(Extracted data entries)

- - - -

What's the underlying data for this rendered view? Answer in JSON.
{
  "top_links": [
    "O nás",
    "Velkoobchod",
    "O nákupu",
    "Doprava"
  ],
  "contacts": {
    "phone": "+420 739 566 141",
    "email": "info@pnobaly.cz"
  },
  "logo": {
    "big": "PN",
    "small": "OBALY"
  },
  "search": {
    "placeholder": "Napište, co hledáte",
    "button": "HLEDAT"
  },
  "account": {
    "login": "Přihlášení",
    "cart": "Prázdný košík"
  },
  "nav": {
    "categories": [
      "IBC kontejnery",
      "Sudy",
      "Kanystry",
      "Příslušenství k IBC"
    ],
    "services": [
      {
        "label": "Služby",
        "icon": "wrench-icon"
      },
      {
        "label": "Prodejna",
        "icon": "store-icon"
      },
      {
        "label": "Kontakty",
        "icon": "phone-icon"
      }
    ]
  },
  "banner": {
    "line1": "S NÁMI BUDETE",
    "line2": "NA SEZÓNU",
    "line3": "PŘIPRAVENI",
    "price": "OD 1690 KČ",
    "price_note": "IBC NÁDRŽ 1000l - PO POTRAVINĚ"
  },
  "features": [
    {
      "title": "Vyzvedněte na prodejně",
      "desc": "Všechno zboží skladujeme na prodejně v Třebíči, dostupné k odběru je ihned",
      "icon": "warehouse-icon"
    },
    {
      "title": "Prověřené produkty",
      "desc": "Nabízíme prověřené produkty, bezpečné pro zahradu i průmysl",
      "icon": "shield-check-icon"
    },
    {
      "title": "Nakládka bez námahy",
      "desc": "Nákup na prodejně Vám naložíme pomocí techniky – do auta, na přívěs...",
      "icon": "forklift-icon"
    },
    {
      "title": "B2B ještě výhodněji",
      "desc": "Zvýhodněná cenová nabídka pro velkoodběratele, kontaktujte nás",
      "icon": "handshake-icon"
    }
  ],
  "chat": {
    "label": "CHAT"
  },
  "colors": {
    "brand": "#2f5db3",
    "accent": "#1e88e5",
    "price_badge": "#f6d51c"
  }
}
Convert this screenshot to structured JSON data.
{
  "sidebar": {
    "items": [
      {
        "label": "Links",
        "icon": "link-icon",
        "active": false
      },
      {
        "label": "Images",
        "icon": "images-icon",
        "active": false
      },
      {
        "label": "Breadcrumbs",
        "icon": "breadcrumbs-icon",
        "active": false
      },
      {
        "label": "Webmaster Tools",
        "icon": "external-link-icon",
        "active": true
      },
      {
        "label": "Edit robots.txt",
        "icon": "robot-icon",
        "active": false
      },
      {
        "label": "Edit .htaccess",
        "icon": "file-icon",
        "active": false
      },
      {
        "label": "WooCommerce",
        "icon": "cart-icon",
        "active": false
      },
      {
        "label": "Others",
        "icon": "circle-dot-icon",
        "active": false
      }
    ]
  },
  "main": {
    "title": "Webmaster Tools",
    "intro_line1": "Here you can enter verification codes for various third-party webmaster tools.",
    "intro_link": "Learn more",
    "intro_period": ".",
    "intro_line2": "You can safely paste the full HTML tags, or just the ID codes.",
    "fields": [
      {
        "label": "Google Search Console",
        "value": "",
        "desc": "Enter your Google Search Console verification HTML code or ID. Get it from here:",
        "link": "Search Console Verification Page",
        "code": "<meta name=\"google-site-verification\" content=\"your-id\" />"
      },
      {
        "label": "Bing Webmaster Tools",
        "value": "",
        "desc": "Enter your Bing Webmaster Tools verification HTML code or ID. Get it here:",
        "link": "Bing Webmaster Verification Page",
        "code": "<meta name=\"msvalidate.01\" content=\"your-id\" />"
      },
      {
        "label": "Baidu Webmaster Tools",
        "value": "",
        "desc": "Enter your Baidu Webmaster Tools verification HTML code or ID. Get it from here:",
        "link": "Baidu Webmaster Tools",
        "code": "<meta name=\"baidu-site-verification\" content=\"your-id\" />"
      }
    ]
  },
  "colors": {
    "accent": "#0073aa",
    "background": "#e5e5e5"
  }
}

- - - -

Repeat all entries. Match them exactly.

*Response below*
What's the underlying data for this rendered view? Answer in JSON.
{
  "top_links": [
    "O nás",
    "Velkoobchod",
    "O nákupu",
    "Doprava"
  ],
  "contacts": {
    "phone": "+420 739 566 141",
    "email": "info@pnobaly.cz"
  },
  "logo": {
    "big": "PN",
    "small": "OBALY"
  },
  "search": {
    "placeholder": "Napište, co hledáte",
    "button": "HLEDAT"
  },
  "account": {
    "login": "Přihlášení",
    "cart": "Prázdný košík"
  },
  "nav": {
    "categories": [
      "IBC kontejnery",
      "Sudy",
      "Kanystry",
      "Příslušenství k IBC"
    ],
    "services": [
      {
        "label": "Služby",
        "icon": "wrench-icon"
      },
      {
        "label": "Prodejna",
        "icon": "store-icon"
      },
      {
        "label": "Kontakty",
        "icon": "phone-icon"
      }
    ]
  },
  "banner": {
    "line1": "S NÁMI BUDETE",
    "line2": "NA SEZÓNU",
    "line3": "PŘIPRAVENI",
    "price": "OD 1690 KČ",
    "price_note": "IBC NÁDRŽ 1000l - PO POTRAVINĚ"
  },
  "features": [
    {
      "title": "Vyzvedněte na prodejně",
      "desc": "Všechno zboží skladujeme na prodejně v Třebíči, dostupné k odběru je ihned",
      "icon": "warehouse-icon"
    },
    {
      "title": "Prověřené produkty",
      "desc": "Nabízíme prověřené produkty, bezpečné pro zahradu i průmysl",
      "icon": "shield-check-icon"
    },
    {
      "title": "Nakládka bez námahy",
      "desc": "Nákup na prodejně Vám naložíme pomocí techniky – do auta, na přívěs...",
      "icon": "forklift-icon"
    },
    {
      "title": "B2B ještě výhodněji",
      "desc": "Zvýhodněná cenová nabídka pro velkoodběratele, kontaktujte nás",
      "icon": "handshake-icon"
    }
  ],
  "chat": {
    "label": "CHAT"
  },
  "colors": {
    "brand": "#2f5db3",
    "accent": "#1e88e5",
    "price_badge": "#f6d51c"
  }
}
Convert this screenshot to structured JSON data.
{
  "sidebar": {
    "items": [
      {
        "label": "Links",
        "icon": "link-icon",
        "active": false
      },
      {
        "label": "Images",
        "icon": "images-icon",
        "active": false
      },
      {
        "label": "Breadcrumbs",
        "icon": "breadcrumbs-icon",
        "active": false
      },
      {
        "label": "Webmaster Tools",
        "icon": "external-link-icon",
        "active": true
      },
      {
        "label": "Edit robots.txt",
        "icon": "robot-icon",
        "active": false
      },
      {
        "label": "Edit .htaccess",
        "icon": "file-icon",
        "active": false
      },
      {
        "label": "WooCommerce",
        "icon": "cart-icon",
        "active": false
      },
      {
        "label": "Others",
        "icon": "circle-dot-icon",
        "active": false
      }
    ]
  },
  "main": {
    "title": "Webmaster Tools",
    "intro_line1": "Here you can enter verification codes for various third-party webmaster tools.",
    "intro_link": "Learn more",
    "intro_period": ".",
    "intro_line2": "You can safely paste the full HTML tags, or just the ID codes.",
    "fields": [
      {
        "label": "Google Search Console",
        "value": "",
        "desc": "Enter your Google Search Console verification HTML code or ID. Get it from here:",
        "link": "Search Console Verification Page",
        "code": "<meta name=\"google-site-verification\" content=\"your-id\" />"
      },
      {
        "label": "Bing Webmaster Tools",
        "value": "",
        "desc": "Enter your Bing Webmaster Tools verification HTML code or ID. Get it here:",
        "link": "Bing Webmaster Verification Page",
        "code": "<meta name=\"msvalidate.01\" content=\"your-id\" />"
      },
      {
        "label": "Baidu Webmaster Tools",
        "value": "",
        "desc": "Enter your Baidu Webmaster Tools verification HTML code or ID. Get it from here:",
        "link": "Baidu Webmaster Tools",
        "code": "<meta name=\"baidu-site-verification\" content=\"your-id\" />"
      }
    ]
  },
  "colors": {
    "accent": "#0073aa",
    "background": "#e5e5e5"
  }
}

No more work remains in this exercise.